Every line below that mentions the word "Frequency" should be copied out.
>>>
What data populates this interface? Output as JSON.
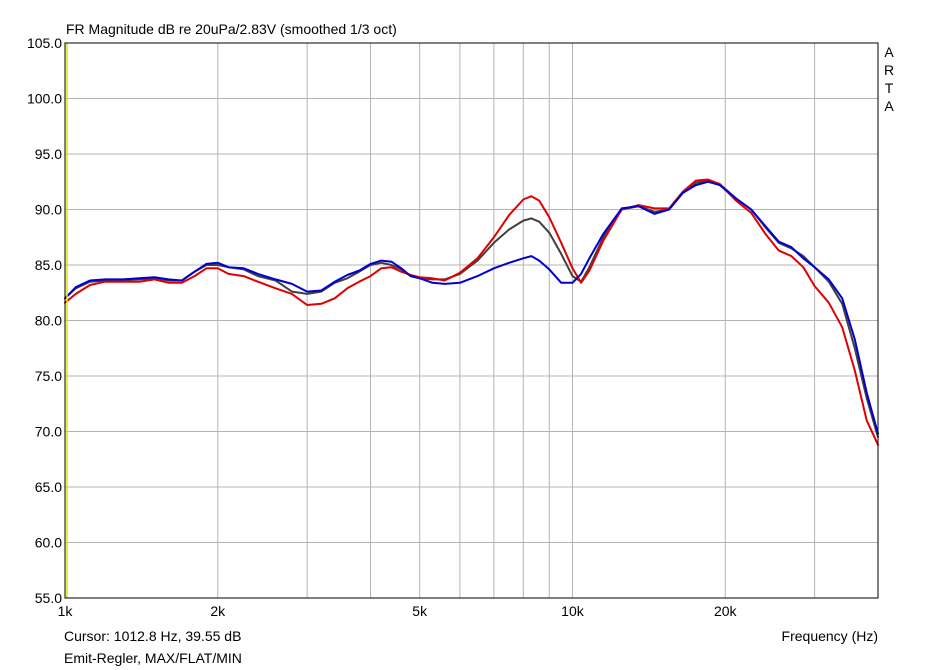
{
  "header": {
    "title": "FR Magnitude dB re 20uPa/2.83V (smoothed 1/3 oct)"
  },
  "footer": {
    "cursor": "Cursor: 1012.8 Hz, 39.55 dB",
    "info": "Emit-Regler, MAX/FLAT/MIN",
    "xlabel": "Frequency (Hz)"
  },
  "watermark": [
    "A",
    "R",
    "T",
    "A"
  ],
  "chart_data": {
    "type": "line",
    "title": "FR Magnitude dB re 20uPa/2.83V (smoothed 1/3 oct)",
    "xlabel": "Frequency (Hz)",
    "ylabel": "",
    "xscale": "log",
    "xlim": [
      1000,
      40000
    ],
    "ylim": [
      55,
      105
    ],
    "grid": true,
    "x_ticks": [
      {
        "value": 1000,
        "label": "1k"
      },
      {
        "value": 2000,
        "label": "2k"
      },
      {
        "value": 5000,
        "label": "5k"
      },
      {
        "value": 10000,
        "label": "10k"
      },
      {
        "value": 20000,
        "label": "20k"
      }
    ],
    "y_ticks": [
      55,
      60,
      65,
      70,
      75,
      80,
      85,
      90,
      95,
      100,
      105
    ],
    "y_tick_labels": [
      "55.0",
      "60.0",
      "65.0",
      "70.0",
      "75.0",
      "80.0",
      "85.0",
      "90.0",
      "95.0",
      "100.0",
      "105.0"
    ],
    "colors": {
      "grid": "#b4b4b4",
      "axis": "#000000",
      "marker": "#e6e600"
    },
    "series": [
      {
        "color": "#404040",
        "x": [
          1000,
          1050,
          1120,
          1200,
          1300,
          1400,
          1500,
          1600,
          1700,
          1800,
          1900,
          2000,
          2100,
          2250,
          2400,
          2600,
          2800,
          3000,
          3200,
          3400,
          3600,
          3800,
          4000,
          4200,
          4400,
          4600,
          4800,
          5000,
          5300,
          5600,
          6000,
          6500,
          7000,
          7500,
          8000,
          8300,
          8600,
          9000,
          9500,
          10000,
          10400,
          10800,
          11500,
          12500,
          13500,
          14500,
          15500,
          16500,
          17500,
          18500,
          19500,
          21000,
          22500,
          24000,
          25500,
          27000,
          28500,
          30000,
          32000,
          34000,
          36000,
          38000,
          40000
        ],
        "y": [
          82.0,
          82.9,
          83.5,
          83.6,
          83.6,
          83.7,
          83.8,
          83.6,
          83.6,
          84.4,
          85.0,
          85.0,
          84.8,
          84.6,
          84.0,
          83.6,
          82.6,
          82.4,
          82.6,
          83.4,
          83.8,
          84.4,
          85.0,
          85.2,
          85.0,
          84.6,
          84.0,
          83.8,
          83.7,
          83.7,
          84.2,
          85.4,
          87.0,
          88.2,
          89.0,
          89.2,
          88.9,
          87.9,
          86.0,
          84.0,
          83.5,
          84.8,
          87.5,
          90.0,
          90.3,
          89.8,
          90.0,
          91.5,
          92.4,
          92.6,
          92.3,
          91.0,
          90.0,
          88.4,
          87.0,
          86.5,
          85.8,
          84.8,
          83.5,
          81.5,
          77.5,
          73.0,
          69.5
        ]
      },
      {
        "color": "#e00000",
        "x": [
          1000,
          1050,
          1120,
          1200,
          1300,
          1400,
          1500,
          1600,
          1700,
          1800,
          1900,
          2000,
          2100,
          2250,
          2400,
          2600,
          2800,
          3000,
          3200,
          3400,
          3600,
          3800,
          4000,
          4200,
          4400,
          4600,
          4800,
          5000,
          5300,
          5600,
          6000,
          6500,
          7000,
          7500,
          8000,
          8300,
          8600,
          9000,
          9500,
          10000,
          10400,
          10800,
          11500,
          12500,
          13500,
          14500,
          15500,
          16500,
          17500,
          18500,
          19500,
          21000,
          22500,
          24000,
          25500,
          27000,
          28500,
          30000,
          32000,
          34000,
          36000,
          38000,
          40000
        ],
        "y": [
          81.6,
          82.4,
          83.2,
          83.5,
          83.5,
          83.5,
          83.7,
          83.4,
          83.4,
          84.0,
          84.7,
          84.7,
          84.2,
          84.0,
          83.5,
          82.9,
          82.4,
          81.4,
          81.5,
          82.0,
          82.9,
          83.5,
          84.0,
          84.7,
          84.8,
          84.4,
          84.1,
          83.9,
          83.8,
          83.6,
          84.3,
          85.6,
          87.5,
          89.5,
          90.9,
          91.2,
          90.8,
          89.3,
          87.0,
          84.7,
          83.4,
          84.5,
          87.2,
          90.0,
          90.4,
          90.1,
          90.1,
          91.6,
          92.6,
          92.7,
          92.3,
          90.8,
          89.7,
          87.8,
          86.3,
          85.8,
          84.8,
          83.1,
          81.6,
          79.4,
          75.5,
          71.0,
          68.8
        ]
      },
      {
        "color": "#0000d0",
        "x": [
          1000,
          1050,
          1120,
          1200,
          1300,
          1400,
          1500,
          1600,
          1700,
          1800,
          1900,
          2000,
          2100,
          2250,
          2400,
          2600,
          2800,
          3000,
          3200,
          3400,
          3600,
          3800,
          4000,
          4200,
          4400,
          4600,
          4800,
          5000,
          5300,
          5600,
          6000,
          6500,
          7000,
          7500,
          8000,
          8300,
          8600,
          9000,
          9500,
          10000,
          10400,
          10800,
          11500,
          12500,
          13500,
          14500,
          15500,
          16500,
          17500,
          18500,
          19500,
          21000,
          22500,
          24000,
          25500,
          27000,
          28500,
          30000,
          32000,
          34000,
          36000,
          38000,
          40000
        ],
        "y": [
          82.0,
          83.0,
          83.6,
          83.7,
          83.7,
          83.8,
          83.9,
          83.7,
          83.6,
          84.4,
          85.1,
          85.2,
          84.8,
          84.7,
          84.2,
          83.7,
          83.3,
          82.6,
          82.7,
          83.5,
          84.1,
          84.5,
          85.1,
          85.4,
          85.3,
          84.7,
          84.0,
          83.8,
          83.4,
          83.3,
          83.4,
          84.0,
          84.7,
          85.2,
          85.6,
          85.8,
          85.4,
          84.6,
          83.4,
          83.4,
          84.2,
          85.6,
          87.8,
          90.1,
          90.3,
          89.6,
          90.0,
          91.5,
          92.2,
          92.5,
          92.2,
          91.0,
          90.0,
          88.5,
          87.1,
          86.6,
          85.6,
          84.8,
          83.7,
          82.0,
          78.3,
          73.5,
          69.8
        ]
      }
    ]
  }
}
<<<
= Full output =
    "xlabel": "Frequency (Hz)"
    "xlabel": "Frequency (Hz)",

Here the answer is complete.